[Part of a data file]
____________

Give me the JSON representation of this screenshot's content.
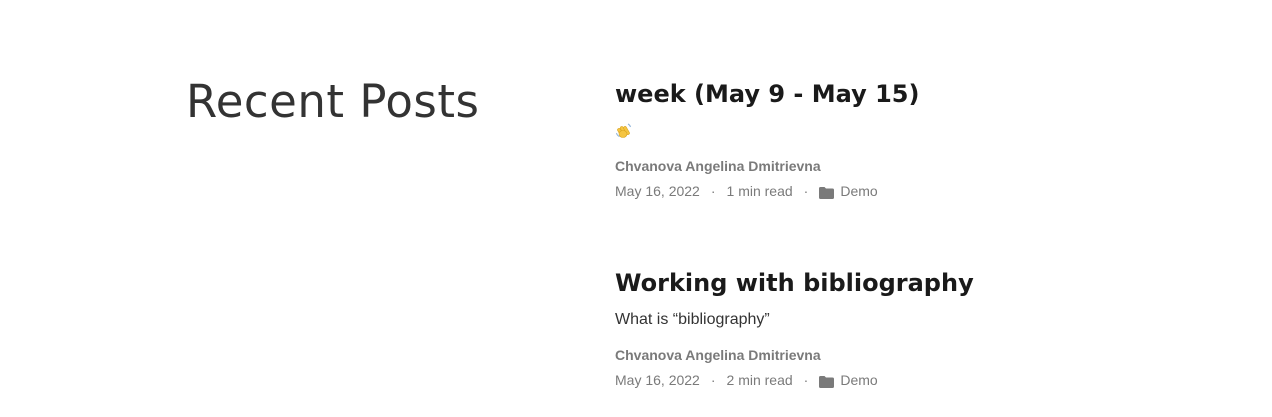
{
  "section": {
    "title": "Recent Posts"
  },
  "posts": [
    {
      "title": "week (May 9 - May 15)",
      "summary_icon": "waving-hand-icon",
      "summary": "",
      "author": "Chvanova Angelina Dmitrievna",
      "date": "May 16, 2022",
      "separator": "·",
      "read_time": "1 min read",
      "category_icon": "folder-icon",
      "category": "Demo"
    },
    {
      "title": "Working with bibliography",
      "summary": "What is “bibliography”",
      "author": "Chvanova Angelina Dmitrievna",
      "date": "May 16, 2022",
      "separator": "·",
      "read_time": "2 min read",
      "category_icon": "folder-icon",
      "category": "Demo"
    }
  ],
  "colors": {
    "title": "#1a1a1a",
    "heading": "#333333",
    "meta": "#7a7a7a",
    "wave_icon": "#f5c542"
  }
}
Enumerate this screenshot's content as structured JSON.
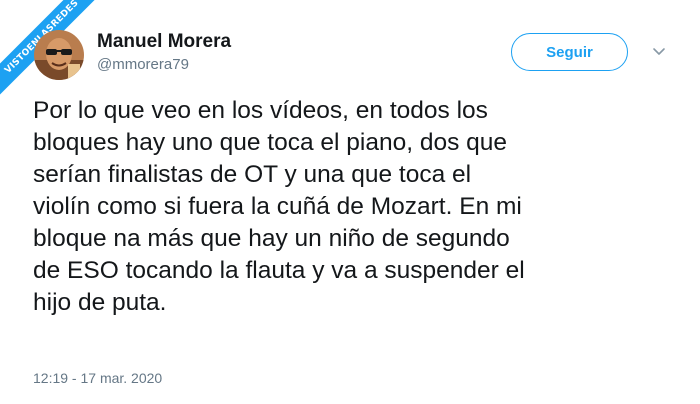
{
  "watermark": {
    "text": "VISTOENLASREDES"
  },
  "author": {
    "name": "Manuel Morera",
    "handle": "@mmorera79"
  },
  "actions": {
    "follow_label": "Seguir",
    "more_icon": "chevron-down-icon"
  },
  "tweet": {
    "text": "Por lo que veo en los vídeos, en todos los\nbloques hay uno que toca el piano, dos que\nserían finalistas de OT y una que toca el\nviolín como si fuera la cuñá de Mozart. En mi\nbloque na más que hay un niño de segundo\nde ESO tocando la flauta y va a suspender el\nhijo de puta.",
    "timestamp": "12:19 - 17 mar. 2020"
  },
  "colors": {
    "accent": "#1da1f2",
    "text": "#14171a",
    "muted": "#657786"
  }
}
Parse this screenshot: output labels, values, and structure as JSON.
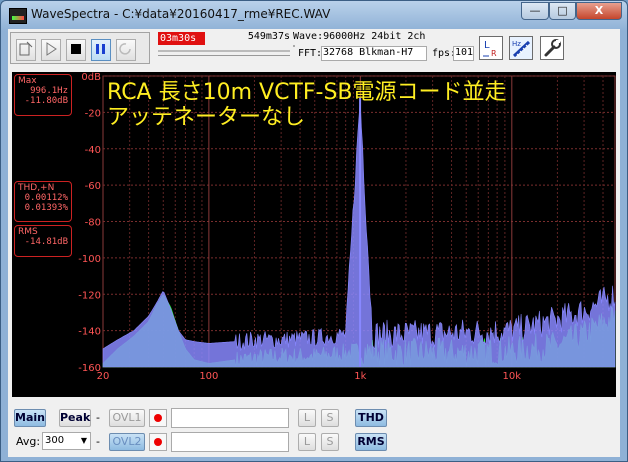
{
  "window": {
    "title": "WaveSpectra - C:¥data¥20160417_rme¥REC.WAV",
    "minimize": "—",
    "maximize": "□",
    "close": "X"
  },
  "toolbar": {
    "elapsed": "03m30s",
    "total": "549m37s",
    "wave": "Wave:96000Hz 24bit 2ch",
    "fft_label": "FFT:",
    "fft": "32768 Blkman-H7",
    "fps_label": "fps:",
    "fps": "101",
    "playback_progress_percent": 0.6
  },
  "plot": {
    "annotation_line1": "RCA 長さ10m VCTF-SB電源コード並走",
    "annotation_line2": "アッテネーターなし",
    "max": {
      "title": "Max",
      "freq": "996.1Hz",
      "level": "-11.80dB"
    },
    "thd": {
      "title": "THD,+N",
      "v1": "0.00112%",
      "v2": "0.01393%"
    },
    "rms": {
      "title": "RMS",
      "v": "-14.81dB"
    }
  },
  "chart_data": {
    "type": "line",
    "xscale": "log",
    "xlim": [
      20,
      48000
    ],
    "ylim": [
      -160,
      0
    ],
    "y_ticks": [
      "0dB",
      "-20",
      "-40",
      "-60",
      "-80",
      "-100",
      "-120",
      "-140",
      "-160"
    ],
    "x_ticks": [
      "20",
      "100",
      "1k",
      "10k"
    ],
    "grid": true,
    "series": [
      {
        "color": "#8888ff",
        "x": [
          20,
          25,
          32,
          40,
          45,
          50,
          56,
          63,
          70,
          80,
          100,
          150,
          200,
          300,
          500,
          800,
          996,
          1200,
          2000,
          5000,
          10000,
          20000,
          30000,
          40000,
          48000
        ],
        "y": [
          -150,
          -145,
          -140,
          -132,
          -125,
          -118,
          -128,
          -140,
          -145,
          -146,
          -147,
          -146,
          -145,
          -145,
          -144,
          -142,
          -12,
          -142,
          -142,
          -141,
          -140,
          -134,
          -129,
          -124,
          -120
        ]
      },
      {
        "color": "#22ff22",
        "x": [
          20,
          25,
          32,
          40,
          45,
          50,
          56,
          63,
          70,
          80,
          100,
          150,
          200,
          300,
          500,
          800,
          1000,
          2000,
          5000,
          10000,
          20000,
          30000,
          40000,
          48000
        ],
        "y": [
          -158,
          -150,
          -143,
          -135,
          -126,
          -120,
          -127,
          -140,
          -150,
          -156,
          -158,
          -156,
          -155,
          -154,
          -154,
          -152,
          -151,
          -152,
          -152,
          -151,
          -148,
          -142,
          -136,
          -132
        ]
      }
    ]
  },
  "bottom": {
    "main": "Main",
    "peak": "Peak",
    "dash": "-",
    "ovl1": "OVL1",
    "ovl2": "OVL2",
    "l": "L",
    "s": "S",
    "thd": "THD",
    "rms": "RMS",
    "avg_label": "Avg:",
    "avg_value": "300"
  }
}
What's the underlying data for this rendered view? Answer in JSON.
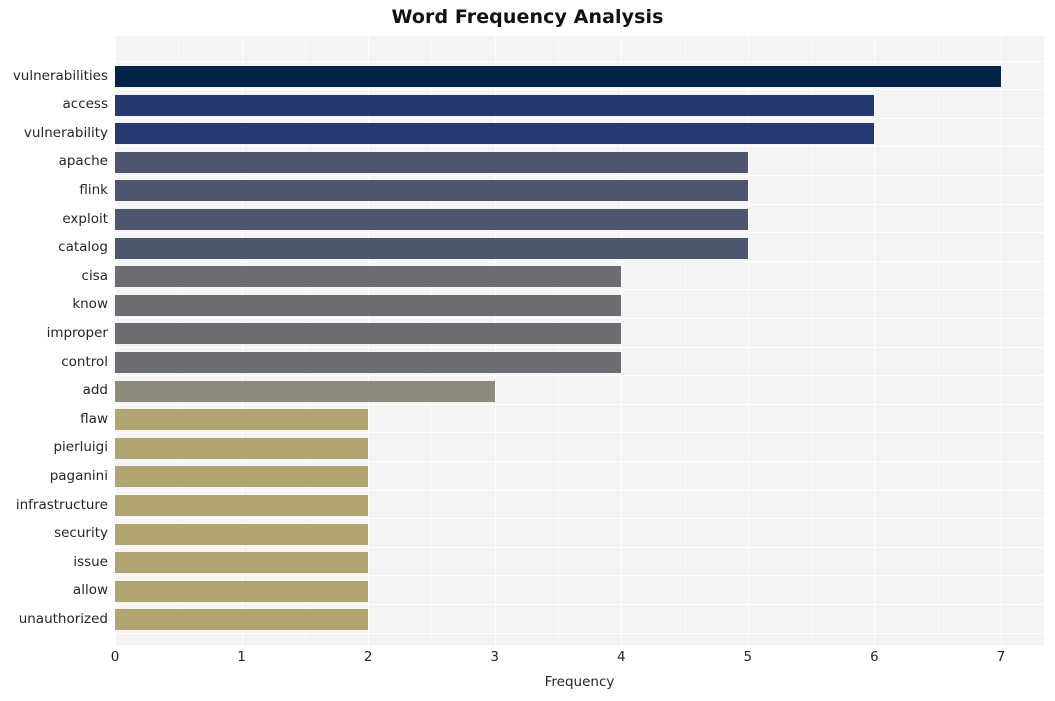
{
  "chart_data": {
    "type": "bar",
    "orientation": "horizontal",
    "title": "Word Frequency Analysis",
    "xlabel": "Frequency",
    "ylabel": "",
    "xlim": [
      0,
      7.34
    ],
    "xticks": [
      0,
      1,
      2,
      3,
      4,
      5,
      6,
      7
    ],
    "xtick_labels": [
      "0",
      "1",
      "2",
      "3",
      "4",
      "5",
      "6",
      "7"
    ],
    "grid": true,
    "legend": "none",
    "categories": [
      "vulnerabilities",
      "access",
      "vulnerability",
      "apache",
      "flink",
      "exploit",
      "catalog",
      "cisa",
      "know",
      "improper",
      "control",
      "add",
      "flaw",
      "pierluigi",
      "paganini",
      "infrastructure",
      "security",
      "issue",
      "allow",
      "unauthorized"
    ],
    "values": [
      7,
      6,
      6,
      5,
      5,
      5,
      5,
      4,
      4,
      4,
      4,
      3,
      2,
      2,
      2,
      2,
      2,
      2,
      2,
      2
    ],
    "bar_colors": [
      "#042349",
      "#25396e",
      "#253a70",
      "#4e566e",
      "#4e566e",
      "#4e566e",
      "#4e566e",
      "#6b6d72",
      "#6b6d72",
      "#6b6d72",
      "#6b6d72",
      "#8d8a7b",
      "#b0a470",
      "#b0a470",
      "#b0a470",
      "#b0a470",
      "#b0a470",
      "#b0a470",
      "#b0a470",
      "#b0a470"
    ]
  },
  "style": {
    "figure_background": "#ffffff",
    "plot_background": "#f4f4f5",
    "grid_color": "#ffffff",
    "text_color": "#262626",
    "title_color": "#111111"
  }
}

____________

Restate the data above word for word. Do not include the images.

### Exercise result
Give me the JSON representation of this screenshot's content.
{
  "section": {
    "title": "Recent Posts"
  },
  "posts": [
    {
      "title": "week (May 9 - May 15)",
      "summary_icon": "waving-hand-icon",
      "summary": "",
      "author": "Chvanova Angelina Dmitrievna",
      "date": "May 16, 2022",
      "separator": "·",
      "read_time": "1 min read",
      "category_icon": "folder-icon",
      "category": "Demo"
    },
    {
      "title": "Working with bibliography",
      "summary": "What is “bibliography”",
      "author": "Chvanova Angelina Dmitrievna",
      "date": "May 16, 2022",
      "separator": "·",
      "read_time": "2 min read",
      "category_icon": "folder-icon",
      "category": "Demo"
    }
  ],
  "colors": {
    "title": "#1a1a1a",
    "heading": "#333333",
    "meta": "#7a7a7a",
    "wave_icon": "#f5c542"
  }
}
Enumerate this screenshot's content as structured JSON.
{
  "watermark": {
    "text": "VISTOENLASREDES"
  },
  "author": {
    "name": "Manuel Morera",
    "handle": "@mmorera79"
  },
  "actions": {
    "follow_label": "Seguir",
    "more_icon": "chevron-down-icon"
  },
  "tweet": {
    "text": "Por lo que veo en los vídeos, en todos los\nbloques hay uno que toca el piano, dos que\nserían finalistas de OT y una que toca el\nviolín como si fuera la cuñá de Mozart. En mi\nbloque na más que hay un niño de segundo\nde ESO tocando la flauta y va a suspender el\nhijo de puta.",
    "timestamp": "12:19 - 17 mar. 2020"
  },
  "colors": {
    "accent": "#1da1f2",
    "text": "#14171a",
    "muted": "#657786"
  }
}
Parse this screenshot: output labels, values, and structure as JSON.
{
  "window": {
    "title": "WaveSpectra - C:¥data¥20160417_rme¥REC.WAV",
    "minimize": "—",
    "maximize": "□",
    "close": "X"
  },
  "toolbar": {
    "elapsed": "03m30s",
    "total": "549m37s",
    "wave": "Wave:96000Hz 24bit 2ch",
    "fft_label": "FFT:",
    "fft": "32768 Blkman-H7",
    "fps_label": "fps:",
    "fps": "101",
    "playback_progress_percent": 0.6
  },
  "plot": {
    "annotation_line1": "RCA 長さ10m VCTF-SB電源コード並走",
    "annotation_line2": "アッテネーターなし",
    "max": {
      "title": "Max",
      "freq": "996.1Hz",
      "level": "-11.80dB"
    },
    "thd": {
      "title": "THD,+N",
      "v1": "0.00112%",
      "v2": "0.01393%"
    },
    "rms": {
      "title": "RMS",
      "v": "-14.81dB"
    }
  },
  "chart_data": {
    "type": "line",
    "xscale": "log",
    "xlim": [
      20,
      48000
    ],
    "ylim": [
      -160,
      0
    ],
    "y_ticks": [
      "0dB",
      "-20",
      "-40",
      "-60",
      "-80",
      "-100",
      "-120",
      "-140",
      "-160"
    ],
    "x_ticks": [
      "20",
      "100",
      "1k",
      "10k"
    ],
    "grid": true,
    "series": [
      {
        "color": "#8888ff",
        "x": [
          20,
          25,
          32,
          40,
          45,
          50,
          56,
          63,
          70,
          80,
          100,
          150,
          200,
          300,
          500,
          800,
          996,
          1200,
          2000,
          5000,
          10000,
          20000,
          30000,
          40000,
          48000
        ],
        "y": [
          -150,
          -145,
          -140,
          -132,
          -125,
          -118,
          -128,
          -140,
          -145,
          -146,
          -147,
          -146,
          -145,
          -145,
          -144,
          -142,
          -12,
          -142,
          -142,
          -141,
          -140,
          -134,
          -129,
          -124,
          -120
        ]
      },
      {
        "color": "#22ff22",
        "x": [
          20,
          25,
          32,
          40,
          45,
          50,
          56,
          63,
          70,
          80,
          100,
          150,
          200,
          300,
          500,
          800,
          1000,
          2000,
          5000,
          10000,
          20000,
          30000,
          40000,
          48000
        ],
        "y": [
          -158,
          -150,
          -143,
          -135,
          -126,
          -120,
          -127,
          -140,
          -150,
          -156,
          -158,
          -156,
          -155,
          -154,
          -154,
          -152,
          -151,
          -152,
          -152,
          -151,
          -148,
          -142,
          -136,
          -132
        ]
      }
    ]
  },
  "bottom": {
    "main": "Main",
    "peak": "Peak",
    "dash": "-",
    "ovl1": "OVL1",
    "ovl2": "OVL2",
    "l": "L",
    "s": "S",
    "thd": "THD",
    "rms": "RMS",
    "avg_label": "Avg:",
    "avg_value": "300"
  }
}
What's the underlying data for this rendered view? Answer in JSON.
{
  "chart_data": {
    "type": "bar",
    "orientation": "horizontal",
    "title": "Word Frequency Analysis",
    "xlabel": "Frequency",
    "ylabel": "",
    "xlim": [
      0,
      7.34
    ],
    "xticks": [
      0,
      1,
      2,
      3,
      4,
      5,
      6,
      7
    ],
    "xtick_labels": [
      "0",
      "1",
      "2",
      "3",
      "4",
      "5",
      "6",
      "7"
    ],
    "grid": true,
    "legend": "none",
    "categories": [
      "vulnerabilities",
      "access",
      "vulnerability",
      "apache",
      "flink",
      "exploit",
      "catalog",
      "cisa",
      "know",
      "improper",
      "control",
      "add",
      "flaw",
      "pierluigi",
      "paganini",
      "infrastructure",
      "security",
      "issue",
      "allow",
      "unauthorized"
    ],
    "values": [
      7,
      6,
      6,
      5,
      5,
      5,
      5,
      4,
      4,
      4,
      4,
      3,
      2,
      2,
      2,
      2,
      2,
      2,
      2,
      2
    ],
    "bar_colors": [
      "#042349",
      "#25396e",
      "#253a70",
      "#4e566e",
      "#4e566e",
      "#4e566e",
      "#4e566e",
      "#6b6d72",
      "#6b6d72",
      "#6b6d72",
      "#6b6d72",
      "#8d8a7b",
      "#b0a470",
      "#b0a470",
      "#b0a470",
      "#b0a470",
      "#b0a470",
      "#b0a470",
      "#b0a470",
      "#b0a470"
    ]
  },
  "style": {
    "figure_background": "#ffffff",
    "plot_background": "#f4f4f5",
    "grid_color": "#ffffff",
    "text_color": "#262626",
    "title_color": "#111111"
  }
}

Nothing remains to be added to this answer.